[Dataset rows about figures]
★ ★ ★
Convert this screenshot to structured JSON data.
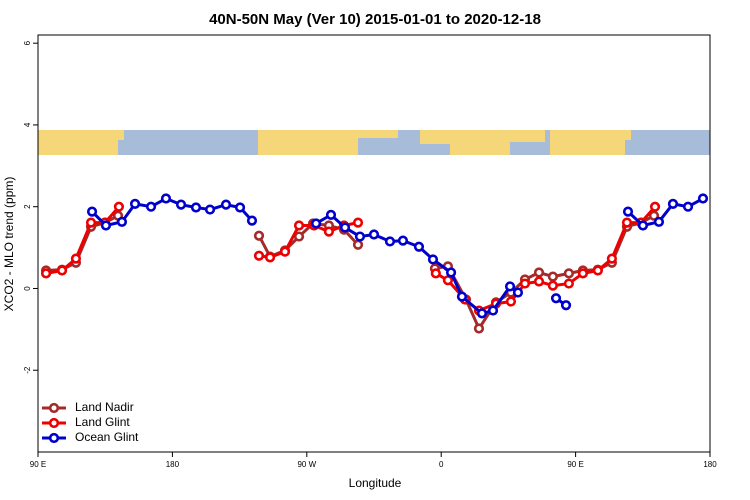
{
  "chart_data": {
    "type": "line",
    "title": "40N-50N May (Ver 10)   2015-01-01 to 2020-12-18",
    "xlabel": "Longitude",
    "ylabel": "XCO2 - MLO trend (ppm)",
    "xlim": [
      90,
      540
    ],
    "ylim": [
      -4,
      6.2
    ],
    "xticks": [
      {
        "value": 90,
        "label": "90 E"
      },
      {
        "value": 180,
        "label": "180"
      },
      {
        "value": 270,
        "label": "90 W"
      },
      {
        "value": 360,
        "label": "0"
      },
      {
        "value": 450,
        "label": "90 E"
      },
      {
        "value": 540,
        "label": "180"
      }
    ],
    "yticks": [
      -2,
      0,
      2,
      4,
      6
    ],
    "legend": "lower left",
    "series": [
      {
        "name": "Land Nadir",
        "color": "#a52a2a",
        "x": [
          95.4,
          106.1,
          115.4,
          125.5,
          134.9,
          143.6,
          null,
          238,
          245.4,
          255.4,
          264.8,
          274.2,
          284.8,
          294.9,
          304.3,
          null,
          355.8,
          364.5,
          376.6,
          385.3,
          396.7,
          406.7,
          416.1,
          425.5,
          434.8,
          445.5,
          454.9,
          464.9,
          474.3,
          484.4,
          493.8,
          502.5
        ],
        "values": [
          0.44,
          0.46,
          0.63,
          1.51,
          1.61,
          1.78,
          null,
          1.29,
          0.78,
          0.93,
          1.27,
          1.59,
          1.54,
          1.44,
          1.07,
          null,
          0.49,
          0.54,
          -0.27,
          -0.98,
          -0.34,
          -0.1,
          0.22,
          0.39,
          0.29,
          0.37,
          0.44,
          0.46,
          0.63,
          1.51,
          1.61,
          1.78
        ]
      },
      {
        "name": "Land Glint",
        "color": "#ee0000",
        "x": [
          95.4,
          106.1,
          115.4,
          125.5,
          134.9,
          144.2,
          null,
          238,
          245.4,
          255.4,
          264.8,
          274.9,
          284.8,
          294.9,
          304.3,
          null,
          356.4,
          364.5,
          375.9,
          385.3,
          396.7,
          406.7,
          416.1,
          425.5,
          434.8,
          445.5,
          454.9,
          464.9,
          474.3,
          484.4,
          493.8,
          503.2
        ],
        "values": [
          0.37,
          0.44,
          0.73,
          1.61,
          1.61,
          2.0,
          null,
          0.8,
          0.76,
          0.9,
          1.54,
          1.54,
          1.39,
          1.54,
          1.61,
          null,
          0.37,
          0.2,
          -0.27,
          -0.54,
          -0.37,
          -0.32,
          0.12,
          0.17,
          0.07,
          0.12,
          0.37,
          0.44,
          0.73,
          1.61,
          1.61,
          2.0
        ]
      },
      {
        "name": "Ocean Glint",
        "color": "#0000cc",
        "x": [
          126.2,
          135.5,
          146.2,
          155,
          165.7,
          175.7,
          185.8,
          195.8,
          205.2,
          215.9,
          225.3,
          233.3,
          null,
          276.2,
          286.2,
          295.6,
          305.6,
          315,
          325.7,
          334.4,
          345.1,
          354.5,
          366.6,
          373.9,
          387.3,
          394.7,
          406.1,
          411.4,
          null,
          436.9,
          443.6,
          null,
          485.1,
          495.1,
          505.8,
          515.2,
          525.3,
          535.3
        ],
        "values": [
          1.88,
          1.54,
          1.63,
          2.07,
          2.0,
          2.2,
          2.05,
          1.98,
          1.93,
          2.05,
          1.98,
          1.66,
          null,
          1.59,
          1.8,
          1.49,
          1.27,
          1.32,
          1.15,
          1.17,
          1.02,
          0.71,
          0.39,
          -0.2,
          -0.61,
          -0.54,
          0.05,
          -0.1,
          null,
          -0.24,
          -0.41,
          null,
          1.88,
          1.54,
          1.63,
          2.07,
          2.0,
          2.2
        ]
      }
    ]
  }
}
★ ★ ★
Go through the records and pull out each line that includes the word "color".

        "color": "#a52a2a",
        "color": "#ee0000",
        "color": "#0000cc",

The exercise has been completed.